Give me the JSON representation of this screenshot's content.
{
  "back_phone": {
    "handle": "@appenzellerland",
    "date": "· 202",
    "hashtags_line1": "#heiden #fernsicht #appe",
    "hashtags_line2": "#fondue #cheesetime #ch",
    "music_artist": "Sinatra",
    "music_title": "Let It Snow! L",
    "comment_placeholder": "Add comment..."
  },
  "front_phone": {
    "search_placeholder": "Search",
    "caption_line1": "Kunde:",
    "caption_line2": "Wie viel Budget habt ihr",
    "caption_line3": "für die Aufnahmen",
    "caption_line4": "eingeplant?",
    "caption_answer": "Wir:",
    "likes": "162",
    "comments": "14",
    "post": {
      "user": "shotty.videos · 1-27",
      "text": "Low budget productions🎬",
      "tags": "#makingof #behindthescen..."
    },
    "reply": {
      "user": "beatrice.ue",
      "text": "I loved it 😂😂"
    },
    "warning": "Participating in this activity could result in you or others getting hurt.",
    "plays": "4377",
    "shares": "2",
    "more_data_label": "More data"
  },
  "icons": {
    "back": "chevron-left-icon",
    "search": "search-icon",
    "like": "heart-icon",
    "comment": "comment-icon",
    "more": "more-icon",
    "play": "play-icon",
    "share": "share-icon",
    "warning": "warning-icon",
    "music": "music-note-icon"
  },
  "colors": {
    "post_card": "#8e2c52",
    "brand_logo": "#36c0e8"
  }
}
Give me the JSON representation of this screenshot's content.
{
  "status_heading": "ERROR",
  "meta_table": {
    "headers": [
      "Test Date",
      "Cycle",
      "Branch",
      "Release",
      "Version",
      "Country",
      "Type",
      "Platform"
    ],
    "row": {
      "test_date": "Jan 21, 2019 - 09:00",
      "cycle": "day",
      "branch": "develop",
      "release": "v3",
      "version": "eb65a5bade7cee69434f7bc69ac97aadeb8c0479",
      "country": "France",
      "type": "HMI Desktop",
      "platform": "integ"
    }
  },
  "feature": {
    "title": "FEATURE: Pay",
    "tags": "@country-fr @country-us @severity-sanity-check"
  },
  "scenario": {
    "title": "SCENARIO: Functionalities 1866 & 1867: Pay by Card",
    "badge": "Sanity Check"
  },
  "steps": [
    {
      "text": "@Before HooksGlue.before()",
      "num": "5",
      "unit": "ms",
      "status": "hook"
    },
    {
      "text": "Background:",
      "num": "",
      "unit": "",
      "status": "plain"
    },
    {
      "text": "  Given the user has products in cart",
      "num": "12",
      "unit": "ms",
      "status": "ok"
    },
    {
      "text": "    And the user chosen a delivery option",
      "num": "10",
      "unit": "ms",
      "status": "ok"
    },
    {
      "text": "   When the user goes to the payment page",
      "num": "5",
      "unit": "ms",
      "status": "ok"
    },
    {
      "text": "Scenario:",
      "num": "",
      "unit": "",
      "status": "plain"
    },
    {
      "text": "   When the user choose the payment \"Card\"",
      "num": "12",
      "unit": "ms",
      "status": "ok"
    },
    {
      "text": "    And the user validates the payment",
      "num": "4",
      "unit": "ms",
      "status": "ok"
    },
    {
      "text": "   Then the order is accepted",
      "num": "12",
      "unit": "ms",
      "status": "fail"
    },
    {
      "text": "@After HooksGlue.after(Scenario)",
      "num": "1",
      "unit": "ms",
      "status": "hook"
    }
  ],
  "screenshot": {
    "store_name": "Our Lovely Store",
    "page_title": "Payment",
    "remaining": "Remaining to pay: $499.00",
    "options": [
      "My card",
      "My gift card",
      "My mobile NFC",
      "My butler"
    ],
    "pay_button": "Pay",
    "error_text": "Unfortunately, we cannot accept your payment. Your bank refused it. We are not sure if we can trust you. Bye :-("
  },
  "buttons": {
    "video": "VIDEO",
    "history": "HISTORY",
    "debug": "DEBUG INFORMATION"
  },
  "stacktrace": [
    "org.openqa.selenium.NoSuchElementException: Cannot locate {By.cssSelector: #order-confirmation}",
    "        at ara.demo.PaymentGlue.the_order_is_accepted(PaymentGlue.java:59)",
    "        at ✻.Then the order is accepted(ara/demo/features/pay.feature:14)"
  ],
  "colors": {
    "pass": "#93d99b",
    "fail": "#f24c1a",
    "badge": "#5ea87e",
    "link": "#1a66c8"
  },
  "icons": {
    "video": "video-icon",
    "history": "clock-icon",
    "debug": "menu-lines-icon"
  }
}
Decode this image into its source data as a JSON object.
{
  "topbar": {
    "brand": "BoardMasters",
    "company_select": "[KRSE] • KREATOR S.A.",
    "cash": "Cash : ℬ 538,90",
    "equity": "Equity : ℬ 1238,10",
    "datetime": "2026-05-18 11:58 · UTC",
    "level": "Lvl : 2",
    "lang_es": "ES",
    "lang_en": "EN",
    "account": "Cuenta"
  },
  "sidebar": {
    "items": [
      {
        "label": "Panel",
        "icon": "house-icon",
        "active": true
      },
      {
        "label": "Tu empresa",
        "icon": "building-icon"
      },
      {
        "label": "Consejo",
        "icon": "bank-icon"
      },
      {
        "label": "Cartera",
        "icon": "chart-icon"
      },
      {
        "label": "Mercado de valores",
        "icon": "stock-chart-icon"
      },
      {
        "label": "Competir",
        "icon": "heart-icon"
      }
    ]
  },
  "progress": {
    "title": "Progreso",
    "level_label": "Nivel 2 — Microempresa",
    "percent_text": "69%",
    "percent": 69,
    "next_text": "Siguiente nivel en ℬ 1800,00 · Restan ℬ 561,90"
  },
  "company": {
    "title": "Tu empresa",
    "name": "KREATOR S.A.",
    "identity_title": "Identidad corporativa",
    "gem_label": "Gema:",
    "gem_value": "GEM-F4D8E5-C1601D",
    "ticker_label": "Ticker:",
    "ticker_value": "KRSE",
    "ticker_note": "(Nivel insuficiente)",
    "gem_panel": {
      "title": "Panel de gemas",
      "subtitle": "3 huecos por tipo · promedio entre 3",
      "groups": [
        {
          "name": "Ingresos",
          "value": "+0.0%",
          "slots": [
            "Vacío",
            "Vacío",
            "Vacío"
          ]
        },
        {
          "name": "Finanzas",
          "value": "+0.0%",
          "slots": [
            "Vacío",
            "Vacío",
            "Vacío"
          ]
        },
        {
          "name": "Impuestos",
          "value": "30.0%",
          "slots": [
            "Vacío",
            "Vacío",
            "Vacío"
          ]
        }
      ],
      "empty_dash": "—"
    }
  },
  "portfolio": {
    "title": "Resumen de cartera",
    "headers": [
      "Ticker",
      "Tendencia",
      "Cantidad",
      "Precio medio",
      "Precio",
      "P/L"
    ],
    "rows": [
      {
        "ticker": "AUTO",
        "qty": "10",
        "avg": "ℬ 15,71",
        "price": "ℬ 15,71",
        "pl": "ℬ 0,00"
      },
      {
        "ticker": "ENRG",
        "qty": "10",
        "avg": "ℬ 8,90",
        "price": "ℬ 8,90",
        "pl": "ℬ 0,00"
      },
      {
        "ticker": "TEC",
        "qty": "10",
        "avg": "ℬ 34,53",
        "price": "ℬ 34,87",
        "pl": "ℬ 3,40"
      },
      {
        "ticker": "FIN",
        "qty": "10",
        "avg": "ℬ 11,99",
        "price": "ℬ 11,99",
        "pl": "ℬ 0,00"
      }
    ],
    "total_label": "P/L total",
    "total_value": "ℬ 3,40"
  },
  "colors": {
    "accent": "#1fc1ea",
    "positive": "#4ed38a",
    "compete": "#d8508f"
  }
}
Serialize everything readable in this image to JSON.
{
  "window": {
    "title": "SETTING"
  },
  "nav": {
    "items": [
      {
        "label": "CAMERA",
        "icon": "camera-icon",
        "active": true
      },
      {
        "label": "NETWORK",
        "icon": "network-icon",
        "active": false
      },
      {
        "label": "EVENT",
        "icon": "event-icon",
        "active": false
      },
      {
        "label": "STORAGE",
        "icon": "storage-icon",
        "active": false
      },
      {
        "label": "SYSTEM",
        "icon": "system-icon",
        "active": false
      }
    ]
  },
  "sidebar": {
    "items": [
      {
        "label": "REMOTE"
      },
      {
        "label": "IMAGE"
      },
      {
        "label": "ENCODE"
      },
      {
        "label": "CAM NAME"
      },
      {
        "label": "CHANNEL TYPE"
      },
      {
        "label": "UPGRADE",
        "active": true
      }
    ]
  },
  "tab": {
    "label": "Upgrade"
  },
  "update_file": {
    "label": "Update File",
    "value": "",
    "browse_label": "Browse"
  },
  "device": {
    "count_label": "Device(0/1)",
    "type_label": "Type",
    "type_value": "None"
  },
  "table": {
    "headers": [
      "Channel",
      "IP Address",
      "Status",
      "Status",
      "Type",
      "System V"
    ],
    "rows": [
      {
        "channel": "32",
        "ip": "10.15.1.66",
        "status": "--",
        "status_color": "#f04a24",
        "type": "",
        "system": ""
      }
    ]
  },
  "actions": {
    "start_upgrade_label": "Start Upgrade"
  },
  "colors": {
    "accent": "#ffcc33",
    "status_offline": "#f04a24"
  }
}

━━━━━━

__What you have to do__: Identify the lines in the entries that hold "history" and return each one.

__Answer for this exercise__:
    "history": "HISTORY",
    "history": "clock-icon",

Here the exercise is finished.